> **Exercise materials**
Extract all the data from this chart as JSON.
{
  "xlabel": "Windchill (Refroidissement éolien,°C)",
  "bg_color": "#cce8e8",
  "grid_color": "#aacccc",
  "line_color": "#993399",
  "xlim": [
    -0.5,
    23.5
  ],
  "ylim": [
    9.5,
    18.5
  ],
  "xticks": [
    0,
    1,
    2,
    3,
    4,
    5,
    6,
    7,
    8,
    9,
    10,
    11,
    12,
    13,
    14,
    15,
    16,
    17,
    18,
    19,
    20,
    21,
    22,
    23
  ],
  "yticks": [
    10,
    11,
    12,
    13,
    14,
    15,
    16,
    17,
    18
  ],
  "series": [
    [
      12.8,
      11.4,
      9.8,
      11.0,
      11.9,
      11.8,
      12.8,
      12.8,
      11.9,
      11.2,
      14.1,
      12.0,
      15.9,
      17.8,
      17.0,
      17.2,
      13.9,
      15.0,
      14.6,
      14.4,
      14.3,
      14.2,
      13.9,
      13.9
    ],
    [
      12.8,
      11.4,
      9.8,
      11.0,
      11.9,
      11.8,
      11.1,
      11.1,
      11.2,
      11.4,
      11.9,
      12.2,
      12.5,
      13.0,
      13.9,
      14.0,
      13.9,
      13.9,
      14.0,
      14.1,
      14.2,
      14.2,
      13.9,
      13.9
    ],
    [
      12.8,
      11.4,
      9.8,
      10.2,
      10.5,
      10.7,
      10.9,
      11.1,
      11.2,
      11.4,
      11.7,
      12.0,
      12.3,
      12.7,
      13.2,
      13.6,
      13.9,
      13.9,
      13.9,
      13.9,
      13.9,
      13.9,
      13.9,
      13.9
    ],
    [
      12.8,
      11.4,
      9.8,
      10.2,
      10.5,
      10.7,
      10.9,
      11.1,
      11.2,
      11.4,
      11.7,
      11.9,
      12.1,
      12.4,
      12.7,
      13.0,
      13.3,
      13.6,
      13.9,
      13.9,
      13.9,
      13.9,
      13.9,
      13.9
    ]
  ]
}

> **Short task**
Repeat every entry exactly, please.

> **Result for this task**
Extract all the data from this chart as JSON.
{
  "xlabel": "Windchill (Refroidissement éolien,°C)",
  "bg_color": "#cce8e8",
  "grid_color": "#aacccc",
  "line_color": "#993399",
  "xlim": [
    -0.5,
    23.5
  ],
  "ylim": [
    9.5,
    18.5
  ],
  "xticks": [
    0,
    1,
    2,
    3,
    4,
    5,
    6,
    7,
    8,
    9,
    10,
    11,
    12,
    13,
    14,
    15,
    16,
    17,
    18,
    19,
    20,
    21,
    22,
    23
  ],
  "yticks": [
    10,
    11,
    12,
    13,
    14,
    15,
    16,
    17,
    18
  ],
  "series": [
    [
      12.8,
      11.4,
      9.8,
      11.0,
      11.9,
      11.8,
      12.8,
      12.8,
      11.9,
      11.2,
      14.1,
      12.0,
      15.9,
      17.8,
      17.0,
      17.2,
      13.9,
      15.0,
      14.6,
      14.4,
      14.3,
      14.2,
      13.9,
      13.9
    ],
    [
      12.8,
      11.4,
      9.8,
      11.0,
      11.9,
      11.8,
      11.1,
      11.1,
      11.2,
      11.4,
      11.9,
      12.2,
      12.5,
      13.0,
      13.9,
      14.0,
      13.9,
      13.9,
      14.0,
      14.1,
      14.2,
      14.2,
      13.9,
      13.9
    ],
    [
      12.8,
      11.4,
      9.8,
      10.2,
      10.5,
      10.7,
      10.9,
      11.1,
      11.2,
      11.4,
      11.7,
      12.0,
      12.3,
      12.7,
      13.2,
      13.6,
      13.9,
      13.9,
      13.9,
      13.9,
      13.9,
      13.9,
      13.9,
      13.9
    ],
    [
      12.8,
      11.4,
      9.8,
      10.2,
      10.5,
      10.7,
      10.9,
      11.1,
      11.2,
      11.4,
      11.7,
      11.9,
      12.1,
      12.4,
      12.7,
      13.0,
      13.3,
      13.6,
      13.9,
      13.9,
      13.9,
      13.9,
      13.9,
      13.9
    ]
  ]
}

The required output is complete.